(Dataset rows about figures)
-=-=-=-=-

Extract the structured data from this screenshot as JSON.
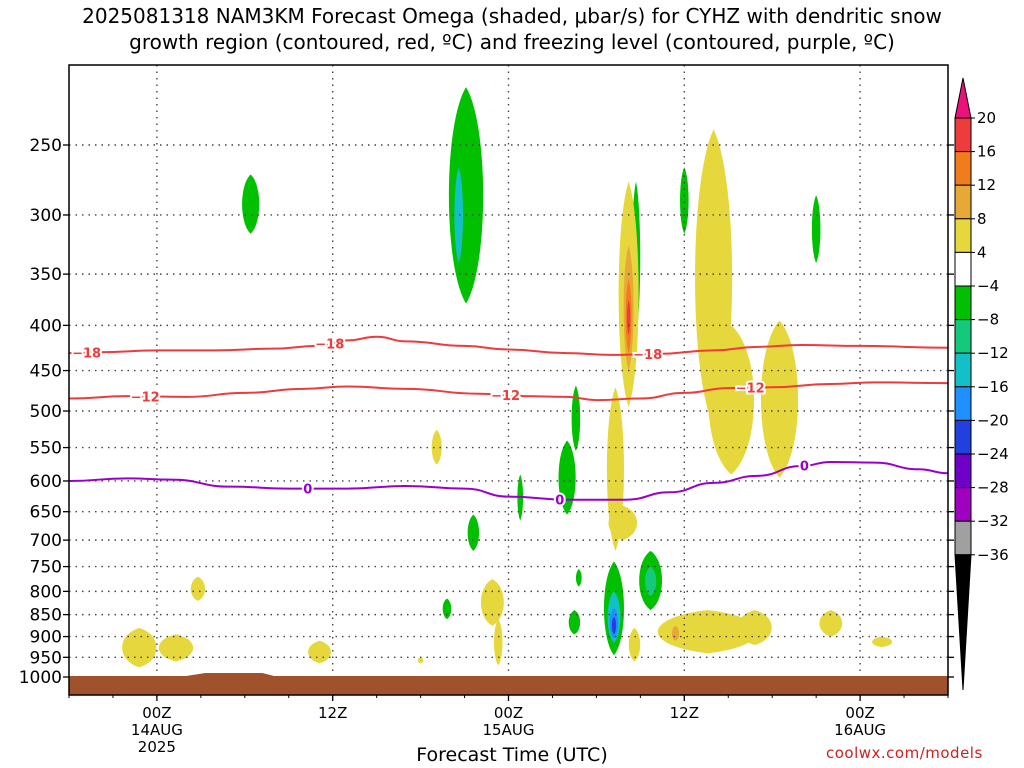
{
  "title_line1": "2025081318 NAM3KM Forecast Omega (shaded, μbar/s) for CYHZ with dendritic snow",
  "title_line2": "growth region (contoured, red, ºC) and freezing level (contoured, purple, ºC)",
  "credit": "coolwx.com/models",
  "chart_data": {
    "type": "contour",
    "xlabel": "Forecast Time (UTC)",
    "ylabel": "",
    "x_ticks": [
      {
        "label": "00Z",
        "sub": "14AUG",
        "sub2": "2025",
        "hour": 6
      },
      {
        "label": "12Z",
        "sub": "",
        "sub2": "",
        "hour": 18
      },
      {
        "label": "00Z",
        "sub": "15AUG",
        "sub2": "",
        "hour": 30
      },
      {
        "label": "12Z",
        "sub": "",
        "sub2": "",
        "hour": 42
      },
      {
        "label": "00Z",
        "sub": "16AUG",
        "sub2": "",
        "hour": 54
      }
    ],
    "x_range_hours": [
      0,
      60
    ],
    "y_ticks": [
      250,
      300,
      350,
      400,
      450,
      500,
      550,
      600,
      650,
      700,
      750,
      800,
      850,
      900,
      950,
      1000
    ],
    "y_range_hpa": [
      200,
      1030
    ],
    "y_scale": "log",
    "colorbar": {
      "labels": [
        "20",
        "16",
        "12",
        "8",
        "4",
        "−4",
        "−8",
        "−12",
        "−16",
        "−20",
        "−24",
        "−28",
        "−32",
        "−36"
      ],
      "colors": [
        "#e8127a",
        "#ee3b3b",
        "#f07c1c",
        "#e8a838",
        "#e6d83c",
        "#ffffff",
        "#00c000",
        "#14c87c",
        "#14c0c8",
        "#1e90ff",
        "#2040e0",
        "#7000c8",
        "#a000c0",
        "#a0a0a0",
        "#000000"
      ]
    },
    "contours": [
      {
        "name": "dendritic -18",
        "label": "−18",
        "color": "#ee3b3b",
        "points": [
          [
            0,
            430
          ],
          [
            2,
            429
          ],
          [
            6,
            427
          ],
          [
            10,
            427
          ],
          [
            14,
            425
          ],
          [
            17,
            422
          ],
          [
            19,
            416
          ],
          [
            21,
            412
          ],
          [
            23,
            417
          ],
          [
            27,
            422
          ],
          [
            30,
            426
          ],
          [
            34,
            430
          ],
          [
            37,
            432
          ],
          [
            40,
            431
          ],
          [
            44,
            427
          ],
          [
            47,
            423
          ],
          [
            50,
            421
          ],
          [
            54,
            422
          ],
          [
            60,
            424
          ]
        ]
      },
      {
        "name": "dendritic -12",
        "label": "−12",
        "color": "#ee3b3b",
        "points": [
          [
            0,
            484
          ],
          [
            4,
            481
          ],
          [
            8,
            482
          ],
          [
            12,
            477
          ],
          [
            16,
            472
          ],
          [
            19,
            469
          ],
          [
            23,
            472
          ],
          [
            28,
            478
          ],
          [
            31,
            481
          ],
          [
            34,
            482
          ],
          [
            36,
            486
          ],
          [
            39,
            484
          ],
          [
            42,
            477
          ],
          [
            45,
            471
          ],
          [
            48,
            470
          ],
          [
            52,
            466
          ],
          [
            55,
            464
          ],
          [
            60,
            465
          ]
        ]
      },
      {
        "name": "freezing level",
        "label": "0",
        "color": "#9900cc",
        "points": [
          [
            0,
            600
          ],
          [
            4,
            596
          ],
          [
            7,
            598
          ],
          [
            11,
            609
          ],
          [
            15,
            612
          ],
          [
            19,
            612
          ],
          [
            23,
            608
          ],
          [
            27,
            612
          ],
          [
            30,
            625
          ],
          [
            34,
            630
          ],
          [
            38,
            630
          ],
          [
            41,
            618
          ],
          [
            44,
            603
          ],
          [
            47,
            592
          ],
          [
            50,
            577
          ],
          [
            52,
            571
          ],
          [
            55,
            572
          ],
          [
            58,
            582
          ],
          [
            60,
            588
          ]
        ]
      }
    ],
    "omega_regions": [
      {
        "label": "-8",
        "color": "#00c000",
        "cx": 12.4,
        "p_top": 270,
        "p_bot": 315,
        "hw": 0.6
      },
      {
        "label": "-8",
        "color": "#00c000",
        "cx": 27.1,
        "p_top": 215,
        "p_bot": 378,
        "hw": 1.2
      },
      {
        "label": "-12",
        "color": "#14c0c8",
        "cx": 26.6,
        "p_top": 265,
        "p_bot": 340,
        "hw": 0.3
      },
      {
        "label": "-8",
        "color": "#00c000",
        "cx": 38.7,
        "p_top": 275,
        "p_bot": 410,
        "hw": 0.3
      },
      {
        "label": "-8",
        "color": "#00c000",
        "cx": 42.0,
        "p_top": 265,
        "p_bot": 315,
        "hw": 0.3
      },
      {
        "label": "-8",
        "color": "#00c000",
        "cx": 51.0,
        "p_top": 285,
        "p_bot": 340,
        "hw": 0.3
      },
      {
        "label": "4",
        "color": "#e6d83c",
        "cx": 38.2,
        "p_top": 275,
        "p_bot": 495,
        "hw": 0.7
      },
      {
        "label": "8",
        "color": "#e8a838",
        "cx": 38.2,
        "p_top": 325,
        "p_bot": 450,
        "hw": 0.35
      },
      {
        "label": "12",
        "color": "#f07c1c",
        "cx": 38.2,
        "p_top": 355,
        "p_bot": 430,
        "hw": 0.2
      },
      {
        "label": "16",
        "color": "#ee3b3b",
        "cx": 38.2,
        "p_top": 375,
        "p_bot": 410,
        "hw": 0.12
      },
      {
        "label": "4",
        "color": "#e6d83c",
        "cx": 44.0,
        "p_top": 240,
        "p_bot": 520,
        "hw": 1.3
      },
      {
        "label": "4",
        "color": "#e6d83c",
        "cx": 45.2,
        "p_top": 400,
        "p_bot": 590,
        "hw": 1.6
      },
      {
        "label": "4",
        "color": "#e6d83c",
        "cx": 48.5,
        "p_top": 395,
        "p_bot": 595,
        "hw": 1.3
      },
      {
        "label": "4",
        "color": "#e6d83c",
        "cx": 25.1,
        "p_top": 525,
        "p_bot": 575,
        "hw": 0.35
      },
      {
        "label": "-8",
        "color": "#00c000",
        "cx": 34.6,
        "p_top": 468,
        "p_bot": 555,
        "hw": 0.3
      },
      {
        "label": "-8",
        "color": "#00c000",
        "cx": 34.0,
        "p_top": 540,
        "p_bot": 655,
        "hw": 0.6
      },
      {
        "label": "-8",
        "color": "#00c000",
        "cx": 27.6,
        "p_top": 655,
        "p_bot": 720,
        "hw": 0.4
      },
      {
        "label": "-8",
        "color": "#00c000",
        "cx": 30.8,
        "p_top": 590,
        "p_bot": 665,
        "hw": 0.2
      },
      {
        "label": "4",
        "color": "#e6d83c",
        "cx": 37.3,
        "p_top": 470,
        "p_bot": 720,
        "hw": 0.6
      },
      {
        "label": "4",
        "color": "#e6d83c",
        "cx": 37.8,
        "p_top": 640,
        "p_bot": 700,
        "hw": 1.0
      },
      {
        "label": "-8",
        "color": "#00c000",
        "cx": 37.2,
        "p_top": 740,
        "p_bot": 945,
        "hw": 0.7
      },
      {
        "label": "-16",
        "color": "#14c0c8",
        "cx": 37.2,
        "p_top": 800,
        "p_bot": 915,
        "hw": 0.45
      },
      {
        "label": "-20",
        "color": "#1e90ff",
        "cx": 37.2,
        "p_top": 835,
        "p_bot": 905,
        "hw": 0.3
      },
      {
        "label": "-24",
        "color": "#2040e0",
        "cx": 37.2,
        "p_top": 855,
        "p_bot": 895,
        "hw": 0.15
      },
      {
        "label": "-8",
        "color": "#00c000",
        "cx": 39.7,
        "p_top": 720,
        "p_bot": 840,
        "hw": 0.8
      },
      {
        "label": "-12",
        "color": "#14c87c",
        "cx": 39.7,
        "p_top": 750,
        "p_bot": 810,
        "hw": 0.4
      },
      {
        "label": "-8",
        "color": "#00c000",
        "cx": 34.5,
        "p_top": 840,
        "p_bot": 895,
        "hw": 0.4
      },
      {
        "label": "-8",
        "color": "#00c000",
        "cx": 34.8,
        "p_top": 755,
        "p_bot": 790,
        "hw": 0.2
      },
      {
        "label": "-8",
        "color": "#00c000",
        "cx": 25.8,
        "p_top": 815,
        "p_bot": 860,
        "hw": 0.3
      },
      {
        "label": "4",
        "color": "#e6d83c",
        "cx": 28.9,
        "p_top": 775,
        "p_bot": 875,
        "hw": 0.8
      },
      {
        "label": "4",
        "color": "#e6d83c",
        "cx": 29.3,
        "p_top": 860,
        "p_bot": 970,
        "hw": 0.3
      },
      {
        "label": "4",
        "color": "#e6d83c",
        "cx": 38.6,
        "p_top": 880,
        "p_bot": 960,
        "hw": 0.4
      },
      {
        "label": "4",
        "color": "#e6d83c",
        "cx": 4.8,
        "p_top": 880,
        "p_bot": 975,
        "hw": 1.2
      },
      {
        "label": "4",
        "color": "#e6d83c",
        "cx": 7.3,
        "p_top": 895,
        "p_bot": 960,
        "hw": 1.2
      },
      {
        "label": "4",
        "color": "#e6d83c",
        "cx": 8.8,
        "p_top": 770,
        "p_bot": 820,
        "hw": 0.5
      },
      {
        "label": "4",
        "color": "#e6d83c",
        "cx": 17.1,
        "p_top": 910,
        "p_bot": 965,
        "hw": 0.8
      },
      {
        "label": "4",
        "color": "#e6d83c",
        "cx": 43.6,
        "p_top": 840,
        "p_bot": 940,
        "hw": 3.5
      },
      {
        "label": "4",
        "color": "#e6d83c",
        "cx": 46.8,
        "p_top": 840,
        "p_bot": 920,
        "hw": 1.2
      },
      {
        "label": "8",
        "color": "#e8a838",
        "cx": 41.4,
        "p_top": 875,
        "p_bot": 910,
        "hw": 0.25
      },
      {
        "label": "4",
        "color": "#e6d83c",
        "cx": 52.0,
        "p_top": 840,
        "p_bot": 900,
        "hw": 0.8
      },
      {
        "label": "4",
        "color": "#e6d83c",
        "cx": 55.5,
        "p_top": 900,
        "p_bot": 925,
        "hw": 0.7
      },
      {
        "label": "4",
        "color": "#e6d83c",
        "cx": 24.0,
        "p_top": 950,
        "p_bot": 965,
        "hw": 0.2
      }
    ]
  }
}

-=-=-=-=-

- Short exercise
Sift through the entries and copy every line with "dendritic".

- Exercise response
  "title_line1": "2025081318 NAM3KM Forecast Omega (shaded, μbar/s) for CYHZ with dendritic snow",
        "name": "dendritic -18",
        "name": "dendritic -12",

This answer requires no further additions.